[Start of Given data]
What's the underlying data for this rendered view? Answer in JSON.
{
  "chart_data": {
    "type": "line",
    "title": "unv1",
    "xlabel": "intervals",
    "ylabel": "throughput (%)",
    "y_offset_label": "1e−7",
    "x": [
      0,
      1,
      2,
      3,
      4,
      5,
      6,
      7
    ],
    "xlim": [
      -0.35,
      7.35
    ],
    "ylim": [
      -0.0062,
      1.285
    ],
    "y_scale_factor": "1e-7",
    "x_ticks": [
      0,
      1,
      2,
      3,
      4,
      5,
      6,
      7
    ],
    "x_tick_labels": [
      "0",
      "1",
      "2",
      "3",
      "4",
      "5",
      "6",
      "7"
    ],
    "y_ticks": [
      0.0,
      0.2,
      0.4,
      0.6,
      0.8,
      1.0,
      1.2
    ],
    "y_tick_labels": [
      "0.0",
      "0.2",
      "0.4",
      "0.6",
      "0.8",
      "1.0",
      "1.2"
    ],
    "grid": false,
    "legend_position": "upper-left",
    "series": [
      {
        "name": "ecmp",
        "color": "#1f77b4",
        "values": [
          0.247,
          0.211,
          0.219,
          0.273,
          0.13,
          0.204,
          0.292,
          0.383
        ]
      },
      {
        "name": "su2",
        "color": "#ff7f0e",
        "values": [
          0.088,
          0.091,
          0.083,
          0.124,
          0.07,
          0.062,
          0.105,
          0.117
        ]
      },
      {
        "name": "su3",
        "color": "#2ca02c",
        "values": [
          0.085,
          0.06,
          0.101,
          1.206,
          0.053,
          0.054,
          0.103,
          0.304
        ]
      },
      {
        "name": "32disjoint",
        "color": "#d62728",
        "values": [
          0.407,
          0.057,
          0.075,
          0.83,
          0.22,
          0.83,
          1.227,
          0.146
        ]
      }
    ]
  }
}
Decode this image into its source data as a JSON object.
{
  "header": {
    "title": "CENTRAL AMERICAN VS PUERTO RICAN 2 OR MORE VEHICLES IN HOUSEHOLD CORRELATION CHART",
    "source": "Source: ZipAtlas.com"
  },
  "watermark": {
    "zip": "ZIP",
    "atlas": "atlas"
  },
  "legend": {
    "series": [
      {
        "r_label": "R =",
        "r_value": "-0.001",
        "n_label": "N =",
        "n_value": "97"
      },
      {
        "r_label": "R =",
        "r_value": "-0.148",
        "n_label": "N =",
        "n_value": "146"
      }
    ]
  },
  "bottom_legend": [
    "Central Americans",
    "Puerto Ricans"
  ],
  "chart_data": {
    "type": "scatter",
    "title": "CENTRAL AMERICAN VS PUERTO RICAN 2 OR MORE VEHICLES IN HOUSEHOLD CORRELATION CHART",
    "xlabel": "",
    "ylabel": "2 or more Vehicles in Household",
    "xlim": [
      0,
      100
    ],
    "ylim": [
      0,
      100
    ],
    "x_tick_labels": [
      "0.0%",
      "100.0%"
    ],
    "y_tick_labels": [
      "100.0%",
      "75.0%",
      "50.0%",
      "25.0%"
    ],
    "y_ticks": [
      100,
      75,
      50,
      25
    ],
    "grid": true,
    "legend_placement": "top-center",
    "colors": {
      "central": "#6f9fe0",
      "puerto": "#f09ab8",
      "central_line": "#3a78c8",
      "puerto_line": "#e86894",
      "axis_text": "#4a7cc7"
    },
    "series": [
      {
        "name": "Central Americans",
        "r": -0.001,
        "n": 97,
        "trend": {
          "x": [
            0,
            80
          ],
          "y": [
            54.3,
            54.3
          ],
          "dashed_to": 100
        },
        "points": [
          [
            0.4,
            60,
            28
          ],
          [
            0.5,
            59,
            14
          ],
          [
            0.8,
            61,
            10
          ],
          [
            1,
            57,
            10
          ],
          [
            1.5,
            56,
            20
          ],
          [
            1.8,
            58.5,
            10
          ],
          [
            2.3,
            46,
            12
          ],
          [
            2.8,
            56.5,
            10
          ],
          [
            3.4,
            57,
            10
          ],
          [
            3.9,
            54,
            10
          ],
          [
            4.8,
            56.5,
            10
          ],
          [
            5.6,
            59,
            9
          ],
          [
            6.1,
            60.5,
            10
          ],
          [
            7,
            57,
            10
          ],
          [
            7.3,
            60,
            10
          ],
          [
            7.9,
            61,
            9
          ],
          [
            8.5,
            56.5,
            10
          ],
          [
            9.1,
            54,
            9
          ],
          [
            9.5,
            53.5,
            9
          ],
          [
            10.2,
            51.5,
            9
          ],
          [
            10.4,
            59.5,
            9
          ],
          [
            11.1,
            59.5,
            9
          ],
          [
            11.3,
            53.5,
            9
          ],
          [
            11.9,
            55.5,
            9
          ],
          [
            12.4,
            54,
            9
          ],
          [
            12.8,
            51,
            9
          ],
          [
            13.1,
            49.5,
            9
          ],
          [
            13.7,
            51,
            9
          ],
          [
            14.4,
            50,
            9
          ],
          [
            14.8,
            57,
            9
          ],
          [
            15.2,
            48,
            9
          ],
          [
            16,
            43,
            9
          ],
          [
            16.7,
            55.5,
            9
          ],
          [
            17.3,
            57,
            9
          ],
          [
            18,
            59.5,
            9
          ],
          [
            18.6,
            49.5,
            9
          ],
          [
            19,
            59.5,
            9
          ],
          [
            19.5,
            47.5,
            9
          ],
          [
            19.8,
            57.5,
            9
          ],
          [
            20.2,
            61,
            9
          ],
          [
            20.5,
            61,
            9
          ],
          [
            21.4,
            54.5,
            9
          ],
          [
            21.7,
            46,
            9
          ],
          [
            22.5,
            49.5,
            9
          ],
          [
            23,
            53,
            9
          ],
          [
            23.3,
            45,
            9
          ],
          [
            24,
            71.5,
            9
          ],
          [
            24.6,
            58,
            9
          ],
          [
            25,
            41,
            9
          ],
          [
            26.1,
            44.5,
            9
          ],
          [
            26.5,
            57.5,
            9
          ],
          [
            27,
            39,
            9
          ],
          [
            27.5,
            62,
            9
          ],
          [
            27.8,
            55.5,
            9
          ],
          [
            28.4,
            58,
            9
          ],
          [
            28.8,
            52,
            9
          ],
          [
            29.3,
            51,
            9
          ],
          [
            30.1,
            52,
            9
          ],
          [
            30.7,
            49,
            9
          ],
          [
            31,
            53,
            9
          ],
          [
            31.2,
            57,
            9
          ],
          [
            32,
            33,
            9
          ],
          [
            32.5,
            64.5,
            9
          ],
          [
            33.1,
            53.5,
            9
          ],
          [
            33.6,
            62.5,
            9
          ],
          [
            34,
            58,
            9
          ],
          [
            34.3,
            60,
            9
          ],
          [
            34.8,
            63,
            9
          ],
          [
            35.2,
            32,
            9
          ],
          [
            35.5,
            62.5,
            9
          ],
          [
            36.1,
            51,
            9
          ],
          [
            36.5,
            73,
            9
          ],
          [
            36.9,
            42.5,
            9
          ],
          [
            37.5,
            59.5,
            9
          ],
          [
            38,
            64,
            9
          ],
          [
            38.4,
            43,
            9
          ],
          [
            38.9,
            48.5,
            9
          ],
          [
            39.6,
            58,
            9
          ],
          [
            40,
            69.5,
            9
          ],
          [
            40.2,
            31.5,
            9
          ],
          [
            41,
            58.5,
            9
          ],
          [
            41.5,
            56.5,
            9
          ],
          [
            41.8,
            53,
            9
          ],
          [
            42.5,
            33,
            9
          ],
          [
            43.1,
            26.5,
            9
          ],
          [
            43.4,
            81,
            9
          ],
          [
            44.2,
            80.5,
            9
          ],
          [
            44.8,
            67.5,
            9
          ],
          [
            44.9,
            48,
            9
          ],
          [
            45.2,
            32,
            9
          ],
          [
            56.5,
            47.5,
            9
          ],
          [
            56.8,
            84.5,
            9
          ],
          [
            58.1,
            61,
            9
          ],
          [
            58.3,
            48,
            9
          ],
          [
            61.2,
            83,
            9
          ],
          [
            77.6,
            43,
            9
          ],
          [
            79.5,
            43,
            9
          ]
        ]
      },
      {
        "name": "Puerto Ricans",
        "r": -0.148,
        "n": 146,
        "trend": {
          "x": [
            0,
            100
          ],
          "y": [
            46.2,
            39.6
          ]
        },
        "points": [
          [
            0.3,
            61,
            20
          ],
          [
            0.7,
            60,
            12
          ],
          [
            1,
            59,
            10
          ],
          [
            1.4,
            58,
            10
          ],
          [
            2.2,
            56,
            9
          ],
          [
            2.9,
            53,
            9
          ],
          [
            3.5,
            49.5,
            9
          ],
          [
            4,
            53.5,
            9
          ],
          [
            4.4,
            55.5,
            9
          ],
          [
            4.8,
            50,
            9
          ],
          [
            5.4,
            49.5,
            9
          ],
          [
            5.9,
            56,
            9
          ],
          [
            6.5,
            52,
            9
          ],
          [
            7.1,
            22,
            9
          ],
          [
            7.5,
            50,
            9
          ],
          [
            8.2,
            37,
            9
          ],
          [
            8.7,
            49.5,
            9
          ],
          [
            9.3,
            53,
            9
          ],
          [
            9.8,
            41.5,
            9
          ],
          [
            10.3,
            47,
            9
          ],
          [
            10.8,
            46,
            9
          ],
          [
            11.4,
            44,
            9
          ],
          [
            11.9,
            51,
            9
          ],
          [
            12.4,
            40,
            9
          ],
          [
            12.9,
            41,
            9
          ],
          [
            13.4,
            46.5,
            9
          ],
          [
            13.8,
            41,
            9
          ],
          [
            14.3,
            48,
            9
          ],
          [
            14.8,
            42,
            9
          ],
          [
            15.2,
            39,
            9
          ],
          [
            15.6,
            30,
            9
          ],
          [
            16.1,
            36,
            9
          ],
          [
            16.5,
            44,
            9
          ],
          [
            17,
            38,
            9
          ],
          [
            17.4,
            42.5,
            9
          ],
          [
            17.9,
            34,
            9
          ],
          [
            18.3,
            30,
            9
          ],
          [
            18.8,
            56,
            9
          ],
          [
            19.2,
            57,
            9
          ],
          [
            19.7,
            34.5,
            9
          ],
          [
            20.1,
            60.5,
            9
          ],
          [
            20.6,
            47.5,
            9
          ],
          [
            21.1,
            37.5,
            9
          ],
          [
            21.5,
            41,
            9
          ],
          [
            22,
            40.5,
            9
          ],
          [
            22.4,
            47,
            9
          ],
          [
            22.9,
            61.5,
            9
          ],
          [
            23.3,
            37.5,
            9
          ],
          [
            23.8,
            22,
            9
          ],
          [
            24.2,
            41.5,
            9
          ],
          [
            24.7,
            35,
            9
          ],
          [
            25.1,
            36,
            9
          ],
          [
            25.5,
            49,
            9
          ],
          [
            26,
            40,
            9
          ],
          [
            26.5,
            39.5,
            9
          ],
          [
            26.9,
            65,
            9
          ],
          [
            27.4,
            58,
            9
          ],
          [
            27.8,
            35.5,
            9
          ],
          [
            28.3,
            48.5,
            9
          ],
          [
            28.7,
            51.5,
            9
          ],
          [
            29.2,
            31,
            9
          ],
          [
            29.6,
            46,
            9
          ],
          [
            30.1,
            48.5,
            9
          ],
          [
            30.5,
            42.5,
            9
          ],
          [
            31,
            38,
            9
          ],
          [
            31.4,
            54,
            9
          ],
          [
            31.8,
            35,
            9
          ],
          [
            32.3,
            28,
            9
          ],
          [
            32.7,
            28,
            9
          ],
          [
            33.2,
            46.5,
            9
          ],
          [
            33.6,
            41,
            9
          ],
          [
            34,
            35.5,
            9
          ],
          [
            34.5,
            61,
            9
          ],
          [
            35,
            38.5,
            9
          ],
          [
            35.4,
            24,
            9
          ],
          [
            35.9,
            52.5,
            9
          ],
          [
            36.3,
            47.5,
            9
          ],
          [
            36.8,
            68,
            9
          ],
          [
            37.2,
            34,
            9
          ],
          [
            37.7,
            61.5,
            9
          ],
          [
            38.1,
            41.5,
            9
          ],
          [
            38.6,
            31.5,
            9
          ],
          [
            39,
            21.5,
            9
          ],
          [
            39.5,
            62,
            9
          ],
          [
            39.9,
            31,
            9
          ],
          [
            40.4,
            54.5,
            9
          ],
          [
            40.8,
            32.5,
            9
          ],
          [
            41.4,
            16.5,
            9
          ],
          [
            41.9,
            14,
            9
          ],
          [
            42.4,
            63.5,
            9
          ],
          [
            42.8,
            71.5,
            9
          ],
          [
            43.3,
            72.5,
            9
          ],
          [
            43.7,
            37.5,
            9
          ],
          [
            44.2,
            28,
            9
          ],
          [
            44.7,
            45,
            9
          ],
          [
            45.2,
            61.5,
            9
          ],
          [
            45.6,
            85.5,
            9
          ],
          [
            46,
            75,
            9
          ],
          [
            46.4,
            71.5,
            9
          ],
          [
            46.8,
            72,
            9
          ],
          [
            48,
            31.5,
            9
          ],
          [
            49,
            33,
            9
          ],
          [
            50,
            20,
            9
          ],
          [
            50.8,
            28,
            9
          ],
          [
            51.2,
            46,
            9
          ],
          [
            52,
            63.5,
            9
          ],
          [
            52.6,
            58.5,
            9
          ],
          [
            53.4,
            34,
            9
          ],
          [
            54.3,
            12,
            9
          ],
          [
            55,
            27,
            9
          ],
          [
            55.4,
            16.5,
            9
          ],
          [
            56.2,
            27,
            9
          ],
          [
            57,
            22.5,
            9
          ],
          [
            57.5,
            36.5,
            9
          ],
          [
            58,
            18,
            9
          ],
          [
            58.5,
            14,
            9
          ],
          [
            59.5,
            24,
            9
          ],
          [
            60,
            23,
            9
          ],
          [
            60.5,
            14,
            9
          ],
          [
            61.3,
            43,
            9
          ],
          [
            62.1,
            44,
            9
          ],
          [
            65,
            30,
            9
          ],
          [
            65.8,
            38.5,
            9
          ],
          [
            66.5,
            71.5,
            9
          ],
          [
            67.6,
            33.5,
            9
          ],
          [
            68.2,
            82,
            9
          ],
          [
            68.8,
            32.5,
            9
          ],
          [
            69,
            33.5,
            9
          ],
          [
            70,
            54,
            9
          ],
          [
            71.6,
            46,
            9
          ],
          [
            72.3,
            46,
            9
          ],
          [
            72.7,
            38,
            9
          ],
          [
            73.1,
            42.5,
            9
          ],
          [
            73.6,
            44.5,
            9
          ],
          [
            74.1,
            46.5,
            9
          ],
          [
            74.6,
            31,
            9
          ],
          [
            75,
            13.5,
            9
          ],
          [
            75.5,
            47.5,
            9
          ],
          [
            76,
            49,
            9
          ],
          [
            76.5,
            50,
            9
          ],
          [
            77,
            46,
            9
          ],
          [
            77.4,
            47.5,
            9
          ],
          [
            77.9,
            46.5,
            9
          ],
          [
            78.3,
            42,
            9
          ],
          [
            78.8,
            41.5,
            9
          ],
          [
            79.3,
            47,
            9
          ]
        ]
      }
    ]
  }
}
[End of Given data]
Gather each line of the listing containing the word "JSON" and show it.

What's the underlying data for this rendered view? Answer in JSON.
Decode this image into its source data as a JSON object.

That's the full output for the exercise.